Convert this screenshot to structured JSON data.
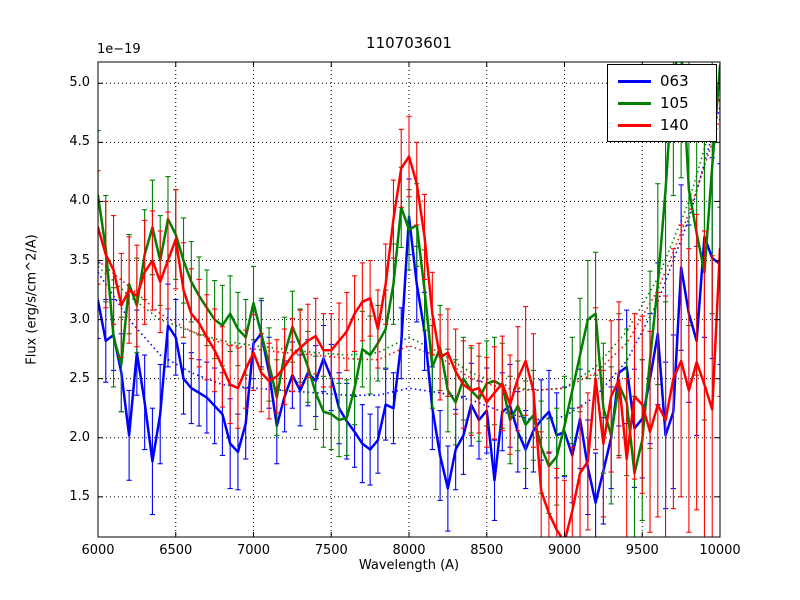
{
  "title": "110703601",
  "offset_label": "1e−19",
  "xlabel": "Wavelength (A)",
  "ylabel": "Flux (erg/s/cm^2/A)",
  "legend": {
    "position": "upper right",
    "items": [
      {
        "label": "063",
        "color": "#0000ff"
      },
      {
        "label": "105",
        "color": "#008000"
      },
      {
        "label": "140",
        "color": "#ff0000"
      }
    ]
  },
  "chart_data": {
    "type": "line",
    "title": "110703601",
    "xlabel": "Wavelength (A)",
    "ylabel": "Flux (erg/s/cm^2/A)",
    "y_offset_scale": "1e-19",
    "grid": true,
    "grid_style": "dotted",
    "legend_position": "upper right",
    "xlim": [
      6000,
      10000
    ],
    "ylim": [
      1.16,
      5.18
    ],
    "xticks": [
      {
        "v": 6000,
        "label": "6000"
      },
      {
        "v": 6500,
        "label": "6500"
      },
      {
        "v": 7000,
        "label": "7000"
      },
      {
        "v": 7500,
        "label": "7500"
      },
      {
        "v": 8000,
        "label": "8000"
      },
      {
        "v": 8500,
        "label": "8500"
      },
      {
        "v": 9000,
        "label": "9000"
      },
      {
        "v": 9500,
        "label": "9500"
      },
      {
        "v": 10000,
        "label": "10000"
      }
    ],
    "yticks": [
      {
        "v": 1.5,
        "label": "1.5"
      },
      {
        "v": 2.0,
        "label": "2.0"
      },
      {
        "v": 2.5,
        "label": "2.5"
      },
      {
        "v": 3.0,
        "label": "3.0"
      },
      {
        "v": 3.5,
        "label": "3.5"
      },
      {
        "v": 4.0,
        "label": "4.0"
      },
      {
        "v": 4.5,
        "label": "4.5"
      },
      {
        "v": 5.0,
        "label": "5.0"
      }
    ],
    "x_start": 6000,
    "x_step": 50,
    "series": [
      {
        "name": "063",
        "color": "#0000ff",
        "style": "solid_with_errorbars",
        "values": [
          3.16,
          2.82,
          2.87,
          2.55,
          2.02,
          2.72,
          2.3,
          1.8,
          2.2,
          2.95,
          2.85,
          2.5,
          2.42,
          2.38,
          2.34,
          2.27,
          2.2,
          1.95,
          1.88,
          2.12,
          2.8,
          2.88,
          2.55,
          2.1,
          2.35,
          2.53,
          2.4,
          2.55,
          2.48,
          2.67,
          2.51,
          2.25,
          2.14,
          2.05,
          1.95,
          1.9,
          1.98,
          2.28,
          2.25,
          2.8,
          3.87,
          3.3,
          2.9,
          2.25,
          1.85,
          1.57,
          1.9,
          2.02,
          2.28,
          2.15,
          2.23,
          1.64,
          2.22,
          2.27,
          2.05,
          1.9,
          2.06,
          2.15,
          2.22,
          2.02,
          2.05,
          1.85,
          2.16,
          1.75,
          1.45,
          1.72,
          2.0,
          2.55,
          2.6,
          2.08,
          2.16,
          2.5,
          2.88,
          2.02,
          2.22,
          3.44,
          3.05,
          2.82,
          3.7,
          3.52,
          3.47
        ],
        "errors": [
          0.32,
          0.35,
          0.3,
          0.33,
          0.38,
          0.36,
          0.4,
          0.45,
          0.42,
          0.35,
          0.32,
          0.3,
          0.3,
          0.28,
          0.3,
          0.32,
          0.35,
          0.38,
          0.32,
          0.3,
          0.3,
          0.28,
          0.3,
          0.32,
          0.3,
          0.28,
          0.3,
          0.28,
          0.3,
          0.28,
          0.28,
          0.3,
          0.32,
          0.3,
          0.33,
          0.3,
          0.28,
          0.3,
          0.3,
          0.3,
          0.32,
          0.32,
          0.33,
          0.35,
          0.38,
          0.36,
          0.34,
          0.33,
          0.35,
          0.33,
          0.36,
          0.34,
          0.33,
          0.35,
          0.34,
          0.33,
          0.35,
          0.34,
          0.35,
          0.36,
          0.38,
          0.4,
          0.42,
          0.4,
          0.42,
          0.45,
          0.43,
          0.45,
          0.48,
          0.5,
          0.5,
          0.55,
          0.6,
          0.62,
          0.65,
          0.7,
          0.75,
          0.8,
          0.85,
          0.85,
          0.85
        ]
      },
      {
        "name": "105",
        "color": "#008000",
        "style": "solid_with_errorbars",
        "values": [
          4.05,
          3.6,
          2.85,
          2.62,
          3.3,
          3.12,
          3.55,
          3.78,
          3.5,
          3.85,
          3.72,
          3.5,
          3.32,
          3.2,
          3.1,
          3.0,
          2.95,
          3.05,
          2.92,
          2.85,
          3.14,
          2.88,
          2.62,
          2.34,
          2.71,
          2.94,
          2.78,
          2.6,
          2.38,
          2.22,
          2.2,
          2.15,
          2.17,
          2.42,
          2.75,
          2.7,
          2.8,
          2.92,
          3.3,
          3.95,
          3.76,
          3.8,
          3.25,
          2.6,
          2.76,
          2.4,
          2.3,
          2.5,
          2.4,
          2.33,
          2.46,
          2.48,
          2.44,
          2.15,
          2.27,
          2.11,
          2.19,
          1.92,
          1.76,
          1.84,
          2.1,
          2.4,
          2.7,
          3.0,
          3.05,
          2.25,
          2.02,
          2.45,
          2.3,
          1.7,
          1.98,
          2.66,
          3.3,
          4.1,
          5.1,
          5.3,
          4.1,
          3.73,
          3.4,
          4.3,
          5.15
        ],
        "errors": [
          0.55,
          0.45,
          0.42,
          0.4,
          0.42,
          0.4,
          0.38,
          0.4,
          0.38,
          0.36,
          0.38,
          0.36,
          0.34,
          0.33,
          0.32,
          0.33,
          0.34,
          0.32,
          0.31,
          0.32,
          0.31,
          0.3,
          0.31,
          0.32,
          0.31,
          0.3,
          0.31,
          0.3,
          0.31,
          0.3,
          0.3,
          0.31,
          0.32,
          0.31,
          0.32,
          0.33,
          0.32,
          0.33,
          0.34,
          0.34,
          0.34,
          0.35,
          0.34,
          0.35,
          0.36,
          0.35,
          0.36,
          0.35,
          0.36,
          0.36,
          0.36,
          0.37,
          0.36,
          0.37,
          0.38,
          0.37,
          0.38,
          0.39,
          0.4,
          0.41,
          0.42,
          0.45,
          0.48,
          0.5,
          0.52,
          0.55,
          0.58,
          0.6,
          0.62,
          0.65,
          0.68,
          0.75,
          0.85,
          0.95,
          1.05,
          1.1,
          1.15,
          1.2,
          1.25,
          1.25,
          1.2
        ]
      },
      {
        "name": "140",
        "color": "#ff0000",
        "style": "solid_with_errorbars",
        "values": [
          3.78,
          3.55,
          3.42,
          3.12,
          3.25,
          3.2,
          3.4,
          3.5,
          3.32,
          3.5,
          3.68,
          3.25,
          3.05,
          2.97,
          2.85,
          2.74,
          2.6,
          2.45,
          2.42,
          2.58,
          2.72,
          2.55,
          2.48,
          2.52,
          2.6,
          2.7,
          2.76,
          2.82,
          2.86,
          2.74,
          2.74,
          2.82,
          2.9,
          3.05,
          3.15,
          3.18,
          2.92,
          3.3,
          3.85,
          4.28,
          4.38,
          4.15,
          3.7,
          3.05,
          2.68,
          2.72,
          2.56,
          2.45,
          2.4,
          2.42,
          2.3,
          2.38,
          2.46,
          2.28,
          2.5,
          2.65,
          2.4,
          1.55,
          1.36,
          1.22,
          1.12,
          1.38,
          1.7,
          1.8,
          2.5,
          1.95,
          2.35,
          2.49,
          1.82,
          2.35,
          2.28,
          2.05,
          2.28,
          2.15,
          2.5,
          2.65,
          2.4,
          2.64,
          2.45,
          2.24,
          3.6
        ],
        "errors": [
          0.48,
          0.45,
          0.46,
          0.44,
          0.45,
          0.43,
          0.44,
          0.42,
          0.43,
          0.41,
          0.42,
          0.4,
          0.38,
          0.37,
          0.36,
          0.35,
          0.34,
          0.33,
          0.34,
          0.33,
          0.32,
          0.33,
          0.32,
          0.31,
          0.32,
          0.31,
          0.32,
          0.31,
          0.32,
          0.31,
          0.31,
          0.32,
          0.33,
          0.32,
          0.33,
          0.32,
          0.33,
          0.34,
          0.33,
          0.33,
          0.34,
          0.35,
          0.36,
          0.35,
          0.36,
          0.37,
          0.36,
          0.37,
          0.38,
          0.38,
          0.38,
          0.39,
          0.4,
          0.42,
          0.44,
          0.46,
          0.48,
          0.5,
          0.52,
          0.52,
          0.52,
          0.54,
          0.56,
          0.58,
          0.6,
          0.62,
          0.64,
          0.66,
          0.68,
          0.7,
          0.75,
          0.85,
          0.95,
          1.05,
          1.1,
          1.15,
          1.2,
          1.25,
          1.3,
          1.3,
          1.25
        ]
      }
    ],
    "model_series": [
      {
        "name": "063-model",
        "color": "#0000ff",
        "style": "dotted",
        "x_start": 6000,
        "x_step": 200,
        "values": [
          3.4,
          3.0,
          2.7,
          2.55,
          2.45,
          2.42,
          2.4,
          2.38,
          2.36,
          2.36,
          2.42,
          2.38,
          2.32,
          2.22,
          2.15,
          2.18,
          2.35,
          2.65,
          3.15,
          3.85,
          4.8
        ]
      },
      {
        "name": "105-model",
        "color": "#008000",
        "style": "dotted",
        "x_start": 6000,
        "x_step": 200,
        "values": [
          3.45,
          3.2,
          3.0,
          2.9,
          2.82,
          2.78,
          2.75,
          2.72,
          2.7,
          2.72,
          2.85,
          2.72,
          2.55,
          2.45,
          2.4,
          2.42,
          2.6,
          2.9,
          3.35,
          4.0,
          4.9
        ]
      },
      {
        "name": "140-model",
        "color": "#ff0000",
        "style": "dotted",
        "x_start": 6000,
        "x_step": 200,
        "values": [
          3.5,
          3.28,
          3.05,
          2.9,
          2.8,
          2.75,
          2.72,
          2.7,
          2.67,
          2.66,
          2.78,
          2.68,
          2.5,
          2.42,
          2.4,
          2.42,
          2.55,
          2.8,
          3.25,
          3.9,
          4.7
        ]
      }
    ]
  }
}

[Task description]
All lines above containing the string "name" are to be collected.

[Final answer]
        "name": "063",
        "name": "105",
        "name": "140",
        "name": "063-model",
        "name": "105-model",
        "name": "140-model",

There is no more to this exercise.